## Your goal
Give every line back verbatim, dropping all images.

━━ Dataset records

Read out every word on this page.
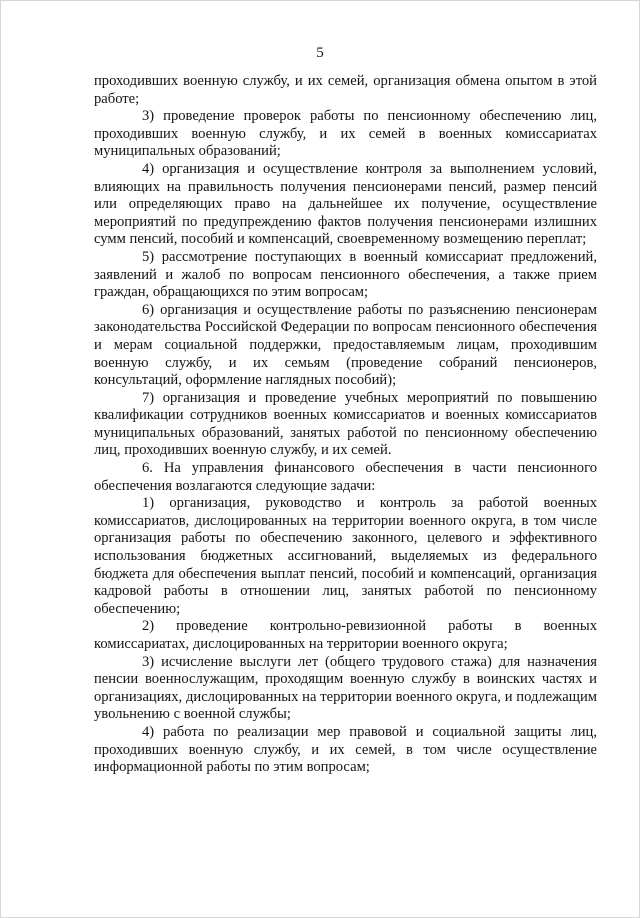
5

проходивших военную службу, и их семей, организация обмена опытом в этой работе;

3) проведение проверок работы по пенсионному обеспечению лиц, проходивших военную службу, и их семей в военных комиссариатах муниципальных образований;

4) организация и осуществление контроля за выполнением условий, влияющих на правильность получения пенсионерами пенсий, размер пенсий или определяющих право на дальнейшее их получение, осуществление мероприятий по предупреждению фактов получения пенсионерами излишних сумм пенсий, пособий и компенсаций, своевременному возмещению переплат;

5) рассмотрение поступающих в военный комиссариат предложений, заявлений и жалоб по вопросам пенсионного обеспечения, а также прием граждан, обращающихся по этим вопросам;

6) организация и осуществление работы по разъяснению пенсионерам законодательства Российской Федерации по вопросам пенсионного обеспечения и мерам социальной поддержки, предоставляемым лицам, проходившим военную службу, и их семьям (проведение собраний пенсионеров, консультаций, оформление наглядных пособий);

7) организация и проведение учебных мероприятий по повышению квалификации сотрудников военных комиссариатов и военных комиссариатов муниципальных образований, занятых работой по пенсионному обеспечению лиц, проходивших военную службу, и их семей.

6. На управления финансового обеспечения в части пенсионного обеспечения возлагаются следующие задачи:

1) организация, руководство и контроль за работой военных комиссариатов, дислоцированных на территории военного округа, в том числе организация работы по обеспечению законного, целевого и эффективного использования бюджетных ассигнований, выделяемых из федерального бюджета для обеспечения выплат пенсий, пособий и компенсаций, организация кадровой работы в отношении лиц, занятых работой по пенсионному обеспечению;

2) проведение контрольно-ревизионной работы в военных комиссариатах, дислоцированных на территории военного округа;

3) исчисление выслуги лет (общего трудового стажа) для назначения пенсии военнослужащим, проходящим военную службу в воинских частях и организациях, дислоцированных на территории военного округа, и подлежащим увольнению с военной службы;

4) работа по реализации мер правовой и социальной защиты лиц, проходивших военную службу, и их семей, в том числе осуществление информационной работы по этим вопросам;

━━━━

## Complete response
Read out every word on this page.
5

проходивших военную службу, и их семей, организация обмена опытом в этой работе;

3) проведение проверок работы по пенсионному обеспечению лиц, проходивших военную службу, и их семей в военных комиссариатах муниципальных образований;

4) организация и осуществление контроля за выполнением условий, влияющих на правильность получения пенсионерами пенсий, размер пенсий или определяющих право на дальнейшее их получение, осуществление мероприятий по предупреждению фактов получения пенсионерами излишних сумм пенсий, пособий и компенсаций, своевременному возмещению переплат;

5) рассмотрение поступающих в военный комиссариат предложений, заявлений и жалоб по вопросам пенсионного обеспечения, а также прием граждан, обращающихся по этим вопросам;

6) организация и осуществление работы по разъяснению пенсионерам законодательства Российской Федерации по вопросам пенсионного обеспечения и мерам социальной поддержки, предоставляемым лицам, проходившим военную службу, и их семьям (проведение собраний пенсионеров, консультаций, оформление наглядных пособий);

7) организация и проведение учебных мероприятий по повышению квалификации сотрудников военных комиссариатов и военных комиссариатов муниципальных образований, занятых работой по пенсионному обеспечению лиц, проходивших военную службу, и их семей.

6. На управления финансового обеспечения в части пенсионного обеспечения возлагаются следующие задачи:

1) организация, руководство и контроль за работой военных комиссариатов, дислоцированных на территории военного округа, в том числе организация работы по обеспечению законного, целевого и эффективного использования бюджетных ассигнований, выделяемых из федерального бюджета для обеспечения выплат пенсий, пособий и компенсаций, организация кадровой работы в отношении лиц, занятых работой по пенсионному обеспечению;

2) проведение контрольно-ревизионной работы в военных комиссариатах, дислоцированных на территории военного округа;

3) исчисление выслуги лет (общего трудового стажа) для назначения пенсии военнослужащим, проходящим военную службу в воинских частях и организациях, дислоцированных на территории военного округа, и подлежащим увольнению с военной службы;

4) работа по реализации мер правовой и социальной защиты лиц, проходивших военную службу, и их семей, в том числе осуществление информационной работы по этим вопросам;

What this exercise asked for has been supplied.